**DIRECTIONS**
Write out the data below word for word, everything from the start down to the line containing "outdent-icon[interactable] xyxy=(481,342,497,364)", with that line included.

Entries from a dataset
## begin

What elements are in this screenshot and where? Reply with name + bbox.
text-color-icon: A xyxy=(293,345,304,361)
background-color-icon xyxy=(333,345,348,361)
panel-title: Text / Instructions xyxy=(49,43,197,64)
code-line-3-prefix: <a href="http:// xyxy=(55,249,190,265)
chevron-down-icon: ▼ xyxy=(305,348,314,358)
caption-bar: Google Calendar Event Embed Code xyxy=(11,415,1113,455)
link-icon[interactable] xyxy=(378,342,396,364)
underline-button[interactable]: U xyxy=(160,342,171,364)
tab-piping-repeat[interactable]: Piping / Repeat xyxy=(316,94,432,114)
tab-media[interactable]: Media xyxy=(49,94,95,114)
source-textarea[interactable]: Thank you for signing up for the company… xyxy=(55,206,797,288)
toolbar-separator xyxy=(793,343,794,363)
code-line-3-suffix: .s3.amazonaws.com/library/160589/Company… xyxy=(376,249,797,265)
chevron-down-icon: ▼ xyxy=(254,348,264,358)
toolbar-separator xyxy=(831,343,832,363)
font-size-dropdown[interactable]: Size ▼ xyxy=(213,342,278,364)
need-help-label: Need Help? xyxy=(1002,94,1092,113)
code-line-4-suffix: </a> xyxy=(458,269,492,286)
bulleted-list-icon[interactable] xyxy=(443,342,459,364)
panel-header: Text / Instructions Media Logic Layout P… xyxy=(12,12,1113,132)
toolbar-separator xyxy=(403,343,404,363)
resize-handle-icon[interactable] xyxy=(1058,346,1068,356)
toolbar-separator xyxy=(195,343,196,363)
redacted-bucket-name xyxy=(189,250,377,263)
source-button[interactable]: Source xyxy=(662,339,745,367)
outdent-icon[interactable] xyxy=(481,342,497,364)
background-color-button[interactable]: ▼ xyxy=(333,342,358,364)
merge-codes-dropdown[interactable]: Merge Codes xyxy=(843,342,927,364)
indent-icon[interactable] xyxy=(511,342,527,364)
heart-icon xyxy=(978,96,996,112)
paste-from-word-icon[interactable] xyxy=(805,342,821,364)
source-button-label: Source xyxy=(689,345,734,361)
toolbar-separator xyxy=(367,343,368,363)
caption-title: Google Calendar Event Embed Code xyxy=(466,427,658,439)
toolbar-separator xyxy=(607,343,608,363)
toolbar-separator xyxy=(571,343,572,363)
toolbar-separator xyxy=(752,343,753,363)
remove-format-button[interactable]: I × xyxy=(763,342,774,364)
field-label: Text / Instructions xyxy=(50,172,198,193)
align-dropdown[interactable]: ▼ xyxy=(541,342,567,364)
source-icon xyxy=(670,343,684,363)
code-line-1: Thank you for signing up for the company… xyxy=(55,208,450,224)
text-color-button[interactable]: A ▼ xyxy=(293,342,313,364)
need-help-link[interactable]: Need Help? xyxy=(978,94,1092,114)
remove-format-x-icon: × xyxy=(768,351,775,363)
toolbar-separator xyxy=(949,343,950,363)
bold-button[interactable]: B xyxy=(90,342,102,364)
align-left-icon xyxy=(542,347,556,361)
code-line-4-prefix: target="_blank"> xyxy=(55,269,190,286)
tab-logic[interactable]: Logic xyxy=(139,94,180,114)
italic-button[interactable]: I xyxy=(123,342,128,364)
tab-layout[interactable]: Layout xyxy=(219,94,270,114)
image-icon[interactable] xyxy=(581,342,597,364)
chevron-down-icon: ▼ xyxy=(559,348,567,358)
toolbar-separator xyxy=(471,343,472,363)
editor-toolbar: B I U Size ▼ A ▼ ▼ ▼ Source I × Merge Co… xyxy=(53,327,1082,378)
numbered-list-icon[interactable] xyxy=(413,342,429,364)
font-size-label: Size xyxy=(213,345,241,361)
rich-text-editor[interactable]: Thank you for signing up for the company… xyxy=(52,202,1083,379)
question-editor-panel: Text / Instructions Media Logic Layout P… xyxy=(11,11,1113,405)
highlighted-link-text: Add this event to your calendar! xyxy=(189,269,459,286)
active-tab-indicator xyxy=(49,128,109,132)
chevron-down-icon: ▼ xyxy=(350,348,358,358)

## end

**EXERCISE RESPONSE**
What elements are in this screenshot and where? Reply with name + bbox.
text-color-icon: A xyxy=(293,345,304,361)
background-color-icon xyxy=(333,345,348,361)
panel-title: Text / Instructions xyxy=(49,43,197,64)
code-line-3-prefix: <a href="http:// xyxy=(55,249,190,265)
chevron-down-icon: ▼ xyxy=(305,348,314,358)
caption-bar: Google Calendar Event Embed Code xyxy=(11,415,1113,455)
link-icon[interactable] xyxy=(378,342,396,364)
underline-button[interactable]: U xyxy=(160,342,171,364)
tab-piping-repeat[interactable]: Piping / Repeat xyxy=(316,94,432,114)
tab-media[interactable]: Media xyxy=(49,94,95,114)
source-textarea[interactable]: Thank you for signing up for the company… xyxy=(55,206,797,288)
toolbar-separator xyxy=(793,343,794,363)
code-line-3-suffix: .s3.amazonaws.com/library/160589/Company… xyxy=(376,249,797,265)
chevron-down-icon: ▼ xyxy=(254,348,264,358)
toolbar-separator xyxy=(831,343,832,363)
font-size-dropdown[interactable]: Size ▼ xyxy=(213,342,278,364)
need-help-label: Need Help? xyxy=(1002,94,1092,113)
code-line-4-suffix: </a> xyxy=(458,269,492,286)
bulleted-list-icon[interactable] xyxy=(443,342,459,364)
panel-header: Text / Instructions Media Logic Layout P… xyxy=(12,12,1113,132)
toolbar-separator xyxy=(403,343,404,363)
resize-handle-icon[interactable] xyxy=(1058,346,1068,356)
toolbar-separator xyxy=(195,343,196,363)
redacted-bucket-name xyxy=(189,250,377,263)
source-button[interactable]: Source xyxy=(662,339,745,367)
outdent-icon[interactable] xyxy=(481,342,497,364)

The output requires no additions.